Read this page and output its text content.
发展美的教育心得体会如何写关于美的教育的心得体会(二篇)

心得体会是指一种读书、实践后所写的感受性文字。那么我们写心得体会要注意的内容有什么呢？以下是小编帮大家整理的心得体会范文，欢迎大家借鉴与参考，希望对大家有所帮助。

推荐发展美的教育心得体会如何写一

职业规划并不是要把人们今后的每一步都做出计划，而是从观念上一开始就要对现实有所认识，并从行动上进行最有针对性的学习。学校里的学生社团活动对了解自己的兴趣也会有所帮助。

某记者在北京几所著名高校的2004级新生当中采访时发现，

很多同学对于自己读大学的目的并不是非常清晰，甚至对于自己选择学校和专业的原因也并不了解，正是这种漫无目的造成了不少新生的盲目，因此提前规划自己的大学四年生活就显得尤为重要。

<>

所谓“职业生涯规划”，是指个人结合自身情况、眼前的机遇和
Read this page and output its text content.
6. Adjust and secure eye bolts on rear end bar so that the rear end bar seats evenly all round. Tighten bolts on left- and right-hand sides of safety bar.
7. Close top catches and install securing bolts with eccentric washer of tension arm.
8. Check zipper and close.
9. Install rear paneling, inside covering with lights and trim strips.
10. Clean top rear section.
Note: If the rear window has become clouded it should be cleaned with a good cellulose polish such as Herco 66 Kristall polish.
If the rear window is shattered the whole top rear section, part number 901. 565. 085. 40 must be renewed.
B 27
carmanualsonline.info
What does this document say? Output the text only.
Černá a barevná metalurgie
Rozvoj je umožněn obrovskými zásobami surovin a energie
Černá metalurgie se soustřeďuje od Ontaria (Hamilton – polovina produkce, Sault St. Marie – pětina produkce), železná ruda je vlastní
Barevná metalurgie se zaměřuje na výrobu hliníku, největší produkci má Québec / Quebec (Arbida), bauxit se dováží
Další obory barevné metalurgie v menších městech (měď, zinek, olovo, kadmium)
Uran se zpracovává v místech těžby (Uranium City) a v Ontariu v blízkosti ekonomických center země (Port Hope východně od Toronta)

» **SHORT PROBLEM**: In the entries above, count each line holding "with" and report the total and nothing more.

» **OUTPUT OF THE TASK**: 3